- [WHAT IS BEING ASKED]:
Repeat each line of the material exactly.

Data excerpts:
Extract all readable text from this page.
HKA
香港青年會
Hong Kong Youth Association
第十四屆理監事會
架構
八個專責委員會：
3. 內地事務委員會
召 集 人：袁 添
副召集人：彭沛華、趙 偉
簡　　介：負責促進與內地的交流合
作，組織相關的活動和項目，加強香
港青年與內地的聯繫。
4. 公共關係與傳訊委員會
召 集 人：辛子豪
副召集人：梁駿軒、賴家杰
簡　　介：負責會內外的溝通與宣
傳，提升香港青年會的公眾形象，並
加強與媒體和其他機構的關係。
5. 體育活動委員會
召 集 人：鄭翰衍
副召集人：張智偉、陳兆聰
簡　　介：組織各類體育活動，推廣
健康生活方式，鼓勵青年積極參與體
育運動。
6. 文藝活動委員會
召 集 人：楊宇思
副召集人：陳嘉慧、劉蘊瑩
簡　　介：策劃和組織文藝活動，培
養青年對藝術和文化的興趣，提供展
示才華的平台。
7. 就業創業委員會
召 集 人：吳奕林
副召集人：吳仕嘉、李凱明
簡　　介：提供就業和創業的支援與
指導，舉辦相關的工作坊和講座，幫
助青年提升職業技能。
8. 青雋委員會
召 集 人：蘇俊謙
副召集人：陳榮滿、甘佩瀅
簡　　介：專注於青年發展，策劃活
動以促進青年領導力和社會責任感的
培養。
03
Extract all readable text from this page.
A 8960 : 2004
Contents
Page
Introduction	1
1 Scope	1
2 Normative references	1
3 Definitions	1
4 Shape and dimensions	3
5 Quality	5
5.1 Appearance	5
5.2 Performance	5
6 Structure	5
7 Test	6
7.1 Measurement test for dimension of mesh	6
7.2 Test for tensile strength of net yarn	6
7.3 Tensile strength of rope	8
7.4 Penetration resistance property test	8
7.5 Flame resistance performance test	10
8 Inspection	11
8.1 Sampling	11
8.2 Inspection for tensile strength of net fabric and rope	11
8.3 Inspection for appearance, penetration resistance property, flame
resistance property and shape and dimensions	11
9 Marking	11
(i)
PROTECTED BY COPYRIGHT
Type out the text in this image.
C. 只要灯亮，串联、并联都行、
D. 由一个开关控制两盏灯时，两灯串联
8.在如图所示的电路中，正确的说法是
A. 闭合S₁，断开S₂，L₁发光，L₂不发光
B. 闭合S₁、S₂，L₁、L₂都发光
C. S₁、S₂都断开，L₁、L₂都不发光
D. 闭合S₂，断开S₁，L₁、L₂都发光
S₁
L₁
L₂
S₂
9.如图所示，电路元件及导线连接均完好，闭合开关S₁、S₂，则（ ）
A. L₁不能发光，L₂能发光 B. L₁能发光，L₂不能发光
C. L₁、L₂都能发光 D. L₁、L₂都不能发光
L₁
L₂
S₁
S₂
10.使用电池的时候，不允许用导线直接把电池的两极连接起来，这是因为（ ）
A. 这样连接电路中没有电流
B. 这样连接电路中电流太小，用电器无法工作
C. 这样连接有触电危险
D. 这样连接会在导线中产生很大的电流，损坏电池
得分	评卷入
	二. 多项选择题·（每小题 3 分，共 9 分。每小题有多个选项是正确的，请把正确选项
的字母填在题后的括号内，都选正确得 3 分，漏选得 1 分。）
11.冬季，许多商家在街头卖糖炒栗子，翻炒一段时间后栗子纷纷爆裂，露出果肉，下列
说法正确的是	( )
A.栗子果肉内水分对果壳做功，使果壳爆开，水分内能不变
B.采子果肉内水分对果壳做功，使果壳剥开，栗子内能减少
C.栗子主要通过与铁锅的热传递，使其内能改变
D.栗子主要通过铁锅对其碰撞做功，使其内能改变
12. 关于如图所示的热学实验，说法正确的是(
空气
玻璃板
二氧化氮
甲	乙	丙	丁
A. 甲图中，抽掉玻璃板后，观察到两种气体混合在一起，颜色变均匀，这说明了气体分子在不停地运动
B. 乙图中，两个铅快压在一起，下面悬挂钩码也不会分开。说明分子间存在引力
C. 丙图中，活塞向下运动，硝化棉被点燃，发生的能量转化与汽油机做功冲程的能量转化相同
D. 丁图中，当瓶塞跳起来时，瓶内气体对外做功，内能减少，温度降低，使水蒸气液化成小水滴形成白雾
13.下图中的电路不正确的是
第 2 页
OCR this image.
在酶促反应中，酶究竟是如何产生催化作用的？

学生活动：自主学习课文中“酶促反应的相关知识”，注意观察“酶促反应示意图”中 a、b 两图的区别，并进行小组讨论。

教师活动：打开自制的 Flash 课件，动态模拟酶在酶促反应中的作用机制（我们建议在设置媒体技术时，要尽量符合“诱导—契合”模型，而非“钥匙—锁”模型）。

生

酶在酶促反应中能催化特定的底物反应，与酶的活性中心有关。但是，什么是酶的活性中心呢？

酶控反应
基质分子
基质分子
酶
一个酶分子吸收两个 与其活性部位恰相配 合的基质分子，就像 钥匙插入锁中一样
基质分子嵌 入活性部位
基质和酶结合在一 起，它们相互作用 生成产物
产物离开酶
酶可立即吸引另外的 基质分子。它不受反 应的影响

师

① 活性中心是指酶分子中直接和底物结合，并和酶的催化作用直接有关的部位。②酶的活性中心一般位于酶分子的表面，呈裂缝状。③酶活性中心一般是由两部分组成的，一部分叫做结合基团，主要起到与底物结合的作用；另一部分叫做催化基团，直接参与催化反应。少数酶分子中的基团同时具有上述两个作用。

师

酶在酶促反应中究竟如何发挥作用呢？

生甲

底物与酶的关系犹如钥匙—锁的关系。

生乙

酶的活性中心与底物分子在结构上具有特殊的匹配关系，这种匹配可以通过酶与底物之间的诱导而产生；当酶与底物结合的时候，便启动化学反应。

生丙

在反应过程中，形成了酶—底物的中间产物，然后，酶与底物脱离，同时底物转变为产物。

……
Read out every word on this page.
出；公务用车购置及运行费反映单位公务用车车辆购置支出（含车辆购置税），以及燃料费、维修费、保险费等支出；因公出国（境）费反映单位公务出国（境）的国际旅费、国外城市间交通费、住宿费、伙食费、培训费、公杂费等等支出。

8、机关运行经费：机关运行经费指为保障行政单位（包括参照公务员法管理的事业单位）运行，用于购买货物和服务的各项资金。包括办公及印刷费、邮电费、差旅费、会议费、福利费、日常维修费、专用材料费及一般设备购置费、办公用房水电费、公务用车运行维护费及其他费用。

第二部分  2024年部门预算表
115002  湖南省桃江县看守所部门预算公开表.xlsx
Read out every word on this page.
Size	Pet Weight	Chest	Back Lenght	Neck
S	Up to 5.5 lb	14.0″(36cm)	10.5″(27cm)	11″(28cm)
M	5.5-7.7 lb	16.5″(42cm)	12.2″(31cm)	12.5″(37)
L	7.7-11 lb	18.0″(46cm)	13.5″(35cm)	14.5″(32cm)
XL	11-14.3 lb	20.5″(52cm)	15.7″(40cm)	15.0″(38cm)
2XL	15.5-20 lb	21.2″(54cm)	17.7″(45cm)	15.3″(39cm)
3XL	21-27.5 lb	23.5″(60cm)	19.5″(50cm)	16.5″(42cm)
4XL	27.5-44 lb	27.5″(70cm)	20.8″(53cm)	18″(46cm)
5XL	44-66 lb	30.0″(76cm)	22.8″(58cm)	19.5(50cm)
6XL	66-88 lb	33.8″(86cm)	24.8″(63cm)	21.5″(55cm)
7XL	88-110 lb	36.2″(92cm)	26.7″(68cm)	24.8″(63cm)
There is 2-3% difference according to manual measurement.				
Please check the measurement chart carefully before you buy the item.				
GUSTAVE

- [RESPONSE TO THE EXERCISE]:
Extract all readable text from this page.
HKA
香港青年會
Hong Kong Youth Association
第十四屆理監事會
架構
八個專責委員會：
3. 內地事務委員會
召 集 人：袁 添
副召集人：彭沛華、趙 偉
簡　　介：負責促進與內地的交流合
作，組織相關的活動和項目，加強香
港青年與內地的聯繫。
4. 公共關係與傳訊委員會
召 集 人：辛子豪
副召集人：梁駿軒、賴家杰
簡　　介：負責會內外的溝通與宣
傳，提升香港青年會的公眾形象，並
加強與媒體和其他機構的關係。
5. 體育活動委員會
召 集 人：鄭翰衍
副召集人：張智偉、陳兆聰
簡　　介：組織各類體育活動，推廣
健康生活方式，鼓勵青年積極參與體
育運動。
6. 文藝活動委員會
召 集 人：楊宇思
副召集人：陳嘉慧、劉蘊瑩
簡　　介：策劃和組織文藝活動，培
養青年對藝術和文化的興趣，提供展
示才華的平台。
7. 就業創業委員會
召 集 人：吳奕林
副召集人：吳仕嘉、李凱明
簡　　介：提供就業和創業的支援與
指導，舉辦相關的工作坊和講座，幫
助青年提升職業技能。
8. 青雋委員會
召 集 人：蘇俊謙
副召集人：陳榮滿、甘佩瀅
簡　　介：專注於青年發展，策劃活
動以促進青年領導力和社會責任感的
培養。
03
Extract all readable text from this page.
A 8960 : 2004
Contents
Page
Introduction	1
1 Scope	1
2 Normative references	1
3 Definitions	1
4 Shape and dimensions	3
5 Quality	5
5.1 Appearance	5
5.2 Performance	5
6 Structure	5
7 Test	6
7.1 Measurement test for dimension of mesh	6
7.2 Test for tensile strength of net yarn	6
7.3 Tensile strength of rope	8
7.4 Penetration resistance property test	8
7.5 Flame resistance performance test	10
8 Inspection	11
8.1 Sampling	11
8.2 Inspection for tensile strength of net fabric and rope	11
8.3 Inspection for appearance, penetration resistance property, flame
resistance property and shape and dimensions	11
9 Marking	11
(i)
PROTECTED BY COPYRIGHT
Type out the text in this image.
C. 只要灯亮，串联、并联都行、
D. 由一个开关控制两盏灯时，两灯串联
8.在如图所示的电路中，正确的说法是
A. 闭合S₁，断开S₂，L₁发光，L₂不发光
B. 闭合S₁、S₂，L₁、L₂都发光
C. S₁、S₂都断开，L₁、L₂都不发光
D. 闭合S₂，断开S₁，L₁、L₂都发光
S₁
L₁
L₂
S₂
9.如图所示，电路元件及导线连接均完好，闭合开关S₁、S₂，则（ ）
A. L₁不能发光，L₂能发光 B. L₁能发光，L₂不能发光
C. L₁、L₂都能发光 D. L₁、L₂都不能发光
L₁
L₂
S₁
S₂
10.使用电池的时候，不允许用导线直接把电池的两极连接起来，这是因为（ ）
A. 这样连接电路中没有电流
B. 这样连接电路中电流太小，用电器无法工作
C. 这样连接有触电危险
D. 这样连接会在导线中产生很大的电流，损坏电池
得分	评卷入
	二. 多项选择题·（每小题 3 分，共 9 分。每小题有多个选项是正确的，请把正确选项
的字母填在题后的括号内，都选正确得 3 分，漏选得 1 分。）
11.冬季，许多商家在街头卖糖炒栗子，翻炒一段时间后栗子纷纷爆裂，露出果肉，下列
说法正确的是	( )
A.栗子果肉内水分对果壳做功，使果壳爆开，水分内能不变
B.采子果肉内水分对果壳做功，使果壳剥开，栗子内能减少
C.栗子主要通过与铁锅的热传递，使其内能改变
D.栗子主要通过铁锅对其碰撞做功，使其内能改变
12. 关于如图所示的热学实验，说法正确的是(
空气
玻璃板
二氧化氮
甲	乙	丙	丁
A. 甲图中，抽掉玻璃板后，观察到两种气体混合在一起，颜色变均匀，这说明了气体分子在不停地运动
B. 乙图中，两个铅快压在一起，下面悬挂钩码也不会分开。说明分子间存在引力
C. 丙图中，活塞向下运动，硝化棉被点燃，发生的能量转化与汽油机做功冲程的能量转化相同
D. 丁图中，当瓶塞跳起来时，瓶内气体对外做功，内能减少，温度降低，使水蒸气液化成小水滴形成白雾
13.下图中的电路不正确的是
第 2 页
OCR this image.
在酶促反应中，酶究竟是如何产生催化作用的？

学生活动：自主学习课文中“酶促反应的相关知识”，注意观察“酶促反应示意图”中 a、b 两图的区别，并进行小组讨论。

教师活动：打开自制的 Flash 课件，动态模拟酶在酶促反应中的作用机制（我们建议在设置媒体技术时，要尽量符合“诱导—契合”模型，而非“钥匙—锁”模型）。

生

酶在酶促反应中能催化特定的底物反应，与酶的活性中心有关。但是，什么是酶的活性中心呢？

酶控反应
基质分子
基质分子
酶
一个酶分子吸收两个 与其活性部位恰相配 合的基质分子，就像 钥匙插入锁中一样
基质分子嵌 入活性部位
基质和酶结合在一 起，它们相互作用 生成产物
产物离开酶
酶可立即吸引另外的 基质分子。它不受反 应的影响

师

① 活性中心是指酶分子中直接和底物结合，并和酶的催化作用直接有关的部位。②酶的活性中心一般位于酶分子的表面，呈裂缝状。③酶活性中心一般是由两部分组成的，一部分叫做结合基团，主要起到与底物结合的作用；另一部分叫做催化基团，直接参与催化反应。少数酶分子中的基团同时具有上述两个作用。

师

酶在酶促反应中究竟如何发挥作用呢？

生甲

底物与酶的关系犹如钥匙—锁的关系。

生乙

酶的活性中心与底物分子在结构上具有特殊的匹配关系，这种匹配可以通过酶与底物之间的诱导而产生；当酶与底物结合的时候，便启动化学反应。

生丙

在反应过程中，形成了酶—底物的中间产物，然后，酶与底物脱离，同时底物转变为产物。

……
Read out every word on this page.
出；公务用车购置及运行费反映单位公务用车车辆购置支出（含车辆购置税），以及燃料费、维修费、保险费等支出；因公出国（境）费反映单位公务出国（境）的国际旅费、国外城市间交通费、住宿费、伙食费、培训费、公杂费等等支出。

8、机关运行经费：机关运行经费指为保障行政单位（包括参照公务员法管理的事业单位）运行，用于购买货物和服务的各项资金。包括办公及印刷费、邮电费、差旅费、会议费、福利费、日常维修费、专用材料费及一般设备购置费、办公用房水电费、公务用车运行维护费及其他费用。

第二部分  2024年部门预算表
115002  湖南省桃江县看守所部门预算公开表.xlsx
Read out every word on this page.
Size	Pet Weight	Chest	Back Lenght	Neck
S	Up to 5.5 lb	14.0″(36cm)	10.5″(27cm)	11″(28cm)
M	5.5-7.7 lb	16.5″(42cm)	12.2″(31cm)	12.5″(37)
L	7.7-11 lb	18.0″(46cm)	13.5″(35cm)	14.5″(32cm)
XL	11-14.3 lb	20.5″(52cm)	15.7″(40cm)	15.0″(38cm)
2XL	15.5-20 lb	21.2″(54cm)	17.7″(45cm)	15.3″(39cm)
3XL	21-27.5 lb	23.5″(60cm)	19.5″(50cm)	16.5″(42cm)
4XL	27.5-44 lb	27.5″(70cm)	20.8″(53cm)	18″(46cm)
5XL	44-66 lb	30.0″(76cm)	22.8″(58cm)	19.5(50cm)
6XL	66-88 lb	33.8″(86cm)	24.8″(63cm)	21.5″(55cm)
7XL	88-110 lb	36.2″(92cm)	26.7″(68cm)	24.8″(63cm)
There is 2-3% difference according to manual measurement.				
Please check the measurement chart carefully before you buy the item.				
GUSTAVE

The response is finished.